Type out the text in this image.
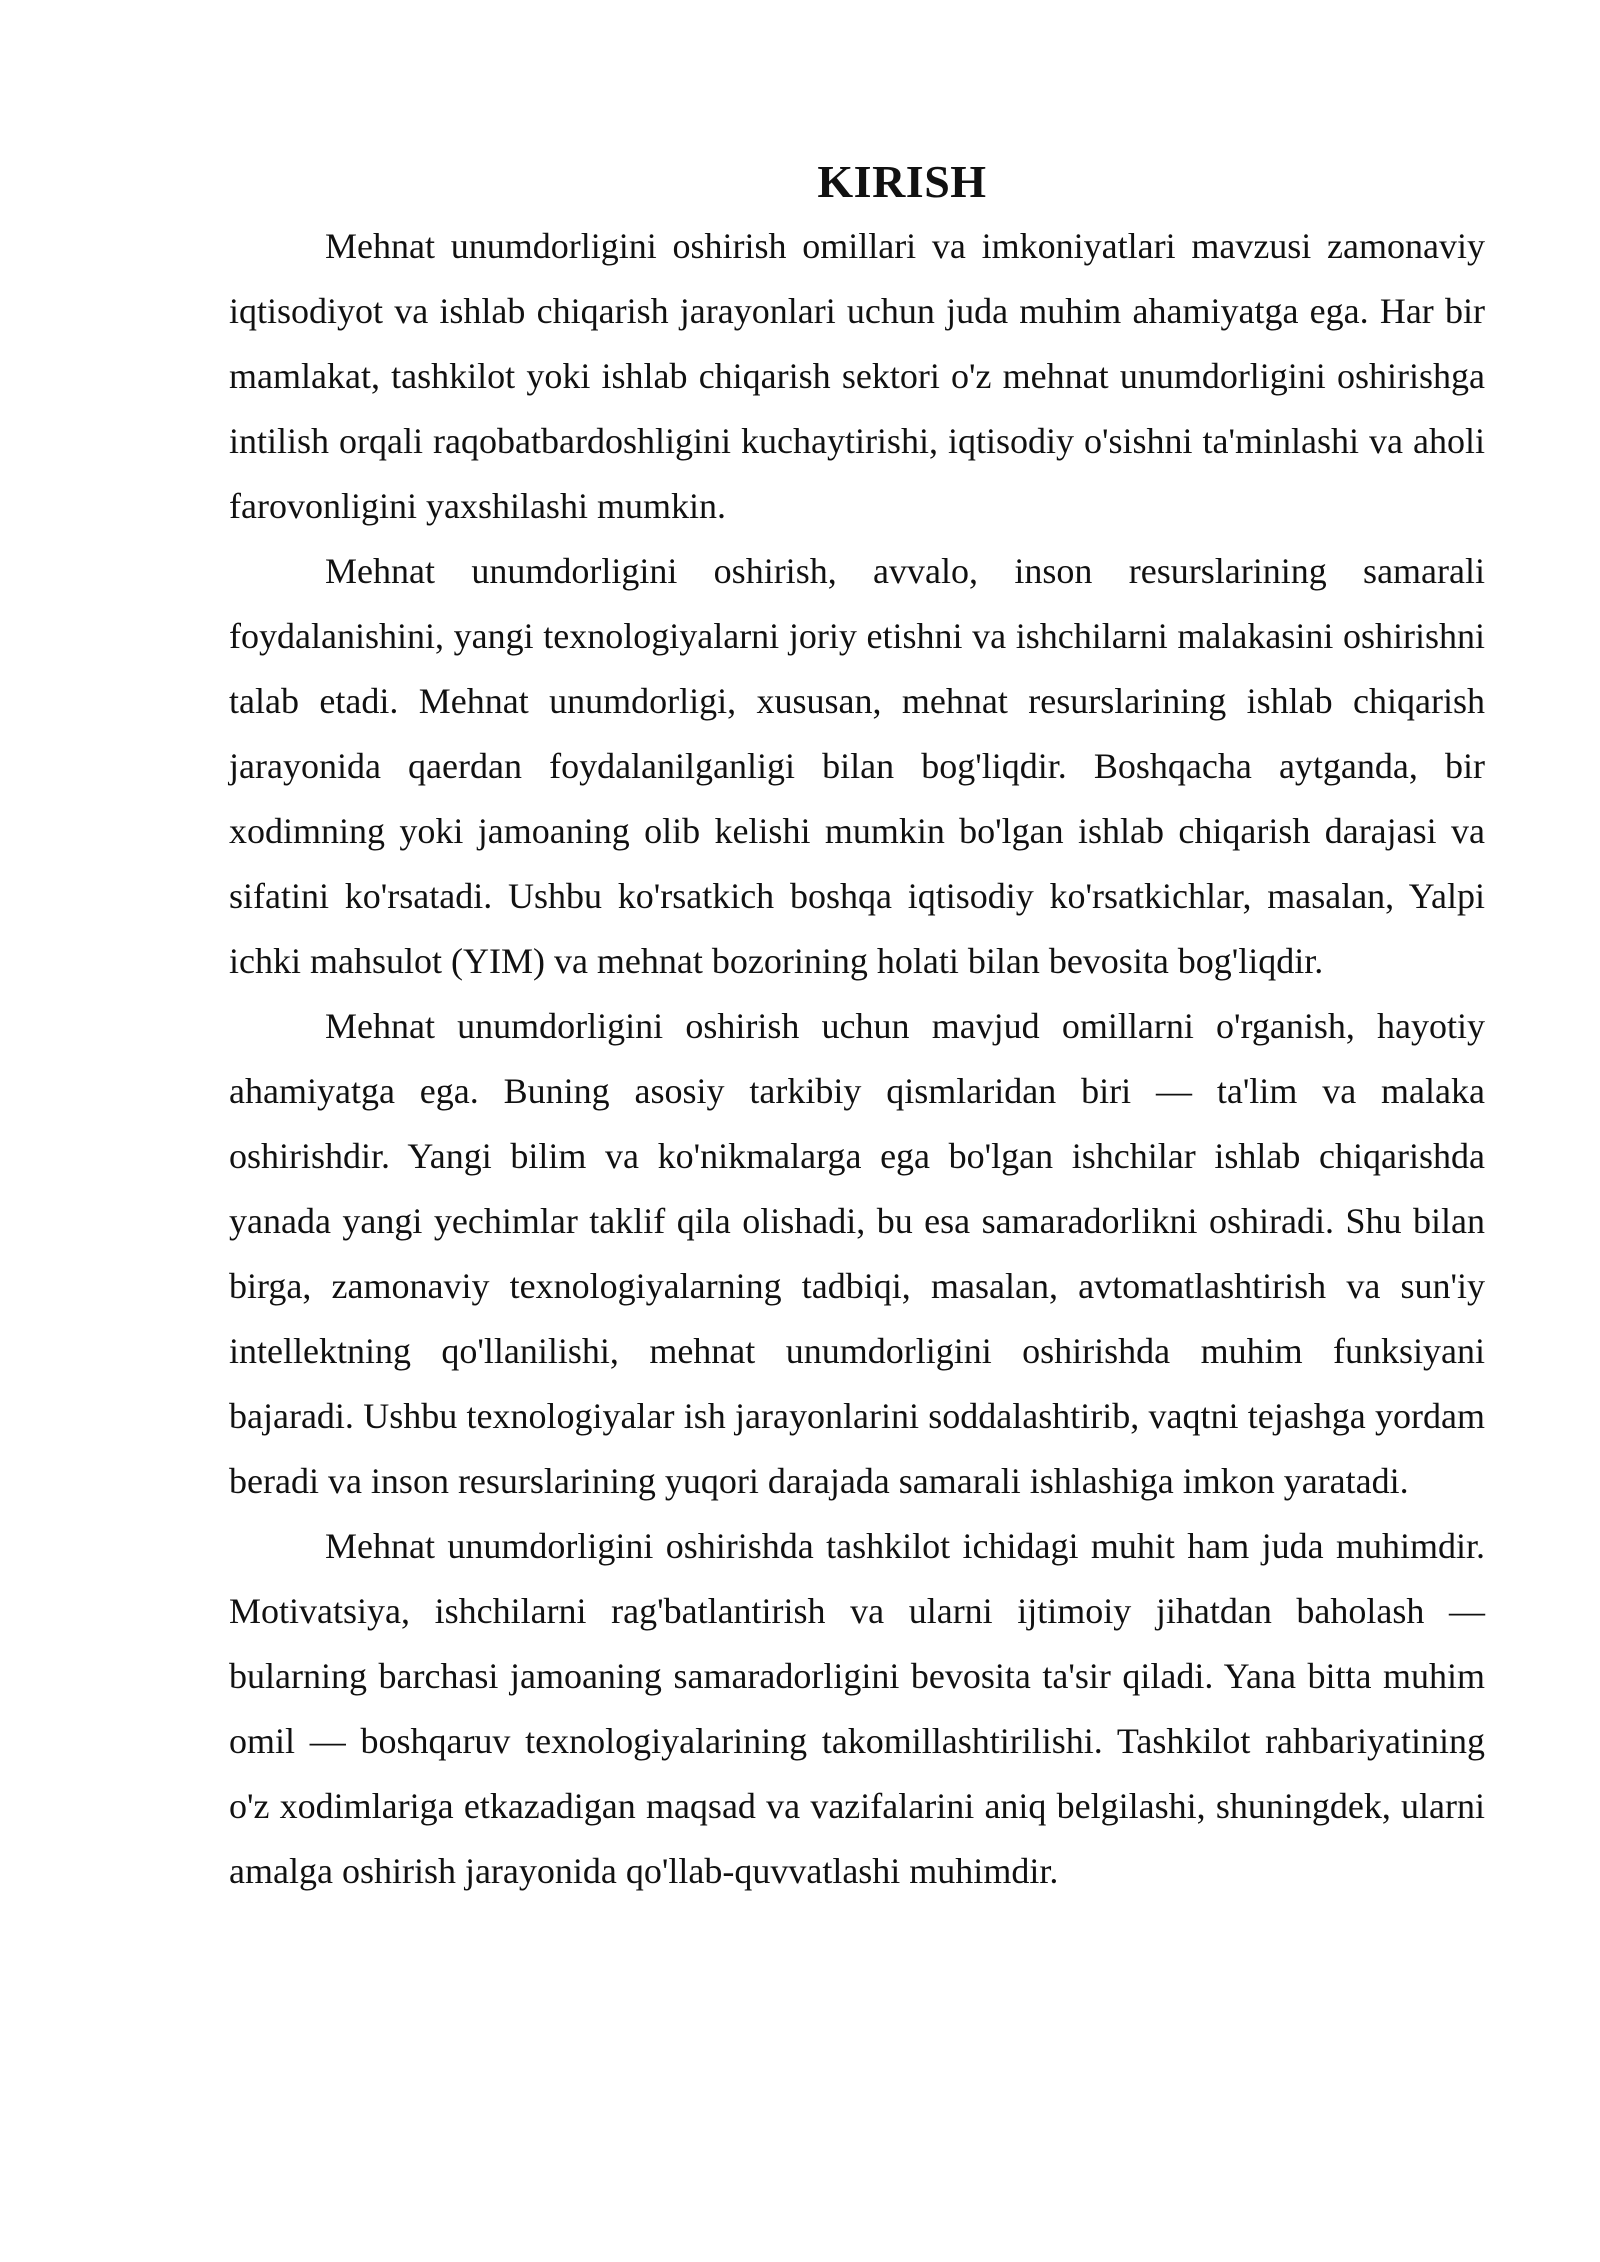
KIRISH

Mehnat unumdorligini oshirish omillari va imkoniyatlari mavzusi zamonaviy iqtisodiyot va ishlab chiqarish jarayonlari uchun juda muhim ahamiyatga ega. Har bir mamlakat, tashkilot yoki ishlab chiqarish sektori o'z mehnat unumdorligini oshirishga intilish orqali raqobatbardoshligini kuchaytirishi, iqtisodiy o'sishni ta'minlashi va aholi farovonligini yaxshilashi mumkin.

Mehnat unumdorligini oshirish, avvalo, inson resurslarining samarali foydalanishini, yangi texnologiyalarni joriy etishni va ishchilarni malakasini oshirishni talab etadi. Mehnat unumdorligi, xususan, mehnat resurslarining ishlab chiqarish jarayonida qaerdan foydalanilganligi bilan bog'liqdir. Boshqacha aytganda, bir xodimning yoki jamoaning olib kelishi mumkin bo'lgan ishlab chiqarish darajasi va sifatini ko'rsatadi. Ushbu ko'rsatkich boshqa iqtisodiy ko'rsatkichlar, masalan, Yalpi ichki mahsulot (YIM) va mehnat bozorining holati bilan bevosita bog'liqdir.

Mehnat unumdorligini oshirish uchun mavjud omillarni o'rganish, hayotiy ahamiyatga ega. Buning asosiy tarkibiy qismlaridan biri — ta'lim va malaka oshirishdir. Yangi bilim va ko'nikmalarga ega bo'lgan ishchilar ishlab chiqarishda yanada yangi yechimlar taklif qila olishadi, bu esa samaradorlikni oshiradi. Shu bilan birga, zamonaviy texnologiyalarning tadbiqi, masalan, avtomatlashtirish va sun'iy intellektning qo'llanilishi, mehnat unumdorligini oshirishda muhim funksiyani bajaradi. Ushbu texnologiyalar ish jarayonlarini soddalashtirib, vaqtni tejashga yordam beradi va inson resurslarining yuqori darajada samarali ishlashiga imkon yaratadi.

Mehnat unumdorligini oshirishda tashkilot ichidagi muhit ham juda muhimdir. Motivatsiya, ishchilarni rag'batlantirish va ularni ijtimoiy jihatdan baholash — bularning barchasi jamoaning samaradorligini bevosita ta'sir qiladi. Yana bitta muhim omil — boshqaruv texnologiyalarining takomillashtirilishi. Tashkilot rahbariyatining o'z xodimlariga etkazadigan maqsad va vazifalarini aniq belgilashi, shuningdek, ularni amalga oshirish jarayonida qo'llab-quvvatlashi muhimdir.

* [Task details]: Check each line of the entries above for the word "zamonaviy". List the ones that have it.

* [Answer]:
Mehnat unumdorligini oshirish omillari va imkoniyatlari mavzusi zamonaviy iqtisodiyot va ishlab chiqarish jarayonlari uchun juda muhim ahamiyatga ega. Har bir mamlakat, tashkilot yoki ishlab chiqarish sektori o'z mehnat unumdorligini oshirishga intilish orqali raqobatbardoshligini kuchaytirishi, iqtisodiy o'sishni ta'minlashi va aholi farovonligini yaxshilashi mumkin.
Mehnat unumdorligini oshirish uchun mavjud omillarni o'rganish, hayotiy ahamiyatga ega. Buning asosiy tarkibiy qismlaridan biri — ta'lim va malaka oshirishdir. Yangi bilim va ko'nikmalarga ega bo'lgan ishchilar ishlab chiqarishda yanada yangi yechimlar taklif qila olishadi, bu esa samaradorlikni oshiradi. Shu bilan birga, zamonaviy texnologiyalarning tadbiqi, masalan, avtomatlashtirish va sun'iy intellektning qo'llanilishi, mehnat unumdorligini oshirishda muhim funksiyani bajaradi. Ushbu texnologiyalar ish jarayonlarini soddalashtirib, vaqtni tejashga yordam beradi va inson resurslarining yuqori darajada samarali ishlashiga imkon yaratadi.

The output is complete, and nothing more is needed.